▶ [Supplied passage]
----
Ezra Buzzington is an American character actor in film and television. A figure in underground cinema, Buzzington is also the founder of the Seattle Fringe Festival and co-founder of the New York International Fringe Festival.

Career 
With over 60 film credits (and dozens of television appearances), Buzzington has been referred to as "the Dennis Hopper of underground cinema". He has played characters ranging from "Weird Al the Waiter" in Ghost World to "Goggle" (a mutant) in The Hills Have Eyes and Tudley in the Crime thriller film The Chair. He also appeared in the Academy Award-winning Best Picture The Artist. He has worked with directors David Fincher (twice), Alexandre Aja (twice), Terry Zwigoff (twice), Rob Zombie (twice), David Slade (four times), Steven Spielberg, Christopher Nolan, Paul Thomas Anderson, George Clooney, Clint Eastwood and the Farrelly Brothers (also twice). He was a series regular in the role of Oswald Eisengrim on NBC's Crossbones opposite John Malkovich's Blackbeard, recurred on NBC's Law & Order True Crime as DDA Elliot Alhadeff, recurred on ABC's The Middle as the hard of hearing co-worker of Neil Flynn's character, starred in an episode of CBS's How I Met Your Mother and made several appearances on Justified for FX.
----
▶ [Provided material]
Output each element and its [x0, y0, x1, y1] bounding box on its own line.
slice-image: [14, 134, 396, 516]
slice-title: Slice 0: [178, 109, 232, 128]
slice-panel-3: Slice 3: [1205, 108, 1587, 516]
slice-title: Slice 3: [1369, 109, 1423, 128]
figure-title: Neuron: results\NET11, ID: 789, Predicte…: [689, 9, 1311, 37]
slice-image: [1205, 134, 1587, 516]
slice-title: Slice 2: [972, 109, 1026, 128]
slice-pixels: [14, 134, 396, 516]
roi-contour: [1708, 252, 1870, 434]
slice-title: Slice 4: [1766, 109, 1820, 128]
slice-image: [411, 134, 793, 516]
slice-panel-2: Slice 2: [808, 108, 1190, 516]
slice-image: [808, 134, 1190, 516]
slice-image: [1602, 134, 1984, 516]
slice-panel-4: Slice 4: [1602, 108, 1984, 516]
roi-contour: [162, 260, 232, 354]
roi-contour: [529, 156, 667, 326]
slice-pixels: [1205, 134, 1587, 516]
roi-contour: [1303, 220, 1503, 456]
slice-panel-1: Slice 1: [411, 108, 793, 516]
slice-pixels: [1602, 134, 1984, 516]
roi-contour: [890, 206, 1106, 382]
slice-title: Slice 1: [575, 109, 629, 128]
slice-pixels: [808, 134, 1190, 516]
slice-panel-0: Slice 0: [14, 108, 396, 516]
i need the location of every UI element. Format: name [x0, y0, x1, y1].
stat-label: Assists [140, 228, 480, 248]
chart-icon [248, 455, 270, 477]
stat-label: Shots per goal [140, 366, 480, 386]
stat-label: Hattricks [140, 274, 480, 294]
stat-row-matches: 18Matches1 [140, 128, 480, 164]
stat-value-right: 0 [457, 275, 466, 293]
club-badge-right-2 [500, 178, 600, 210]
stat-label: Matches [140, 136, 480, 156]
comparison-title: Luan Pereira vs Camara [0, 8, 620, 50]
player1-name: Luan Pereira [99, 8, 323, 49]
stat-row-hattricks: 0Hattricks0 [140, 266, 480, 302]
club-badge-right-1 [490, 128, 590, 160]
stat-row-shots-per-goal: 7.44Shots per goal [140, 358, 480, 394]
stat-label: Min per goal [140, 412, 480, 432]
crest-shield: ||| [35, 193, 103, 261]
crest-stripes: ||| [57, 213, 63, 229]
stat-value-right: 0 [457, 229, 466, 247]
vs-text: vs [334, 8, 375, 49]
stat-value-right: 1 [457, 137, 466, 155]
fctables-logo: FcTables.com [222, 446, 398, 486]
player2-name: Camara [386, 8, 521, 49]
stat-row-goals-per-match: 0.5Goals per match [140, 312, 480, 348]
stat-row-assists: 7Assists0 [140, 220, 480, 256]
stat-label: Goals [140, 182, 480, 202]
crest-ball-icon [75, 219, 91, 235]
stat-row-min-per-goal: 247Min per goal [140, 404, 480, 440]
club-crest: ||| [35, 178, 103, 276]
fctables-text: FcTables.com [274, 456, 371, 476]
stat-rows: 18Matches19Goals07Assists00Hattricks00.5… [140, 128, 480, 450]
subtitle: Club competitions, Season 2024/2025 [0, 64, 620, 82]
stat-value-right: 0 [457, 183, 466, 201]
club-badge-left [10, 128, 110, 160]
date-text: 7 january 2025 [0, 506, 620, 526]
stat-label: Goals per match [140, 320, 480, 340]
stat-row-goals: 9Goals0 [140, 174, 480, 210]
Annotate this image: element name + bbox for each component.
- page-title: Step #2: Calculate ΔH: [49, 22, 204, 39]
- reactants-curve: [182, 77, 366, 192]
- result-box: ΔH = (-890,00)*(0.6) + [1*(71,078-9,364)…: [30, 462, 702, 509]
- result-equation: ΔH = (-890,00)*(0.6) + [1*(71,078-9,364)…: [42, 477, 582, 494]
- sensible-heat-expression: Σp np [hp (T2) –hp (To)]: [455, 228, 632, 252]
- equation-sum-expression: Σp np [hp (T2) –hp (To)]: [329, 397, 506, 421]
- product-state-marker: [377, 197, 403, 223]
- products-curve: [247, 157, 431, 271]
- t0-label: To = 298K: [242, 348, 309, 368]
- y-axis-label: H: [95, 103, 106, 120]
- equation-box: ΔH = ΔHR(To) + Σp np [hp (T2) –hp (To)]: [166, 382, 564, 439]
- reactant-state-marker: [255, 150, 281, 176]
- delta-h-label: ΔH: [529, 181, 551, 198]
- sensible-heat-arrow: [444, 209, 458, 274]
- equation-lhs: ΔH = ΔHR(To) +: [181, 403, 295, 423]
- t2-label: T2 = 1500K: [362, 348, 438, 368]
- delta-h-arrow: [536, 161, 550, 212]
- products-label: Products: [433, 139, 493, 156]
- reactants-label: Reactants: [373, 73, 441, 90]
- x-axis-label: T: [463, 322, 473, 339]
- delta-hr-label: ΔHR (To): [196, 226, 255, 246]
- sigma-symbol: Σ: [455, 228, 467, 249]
----
▶ [What to do]
#1 In the Ezra Buzzington profile, what character did he play as a series regular on NBC's Crossbones?
#2 Copy the part of the Ezra Buzzington profile starting at "Ezra Buzzington is" and ending at "International Fringe Festival.".
The lines come from a separate source.

▶ [Results for the exercise]
#1 Oswald Eisengrim.

#2
Ezra Buzzington is an American character actor in film and television. A figure in underground cinema, Buzzington is also the founder of the Seattle Fringe Festival and co-founder of the New York International Fringe Festival.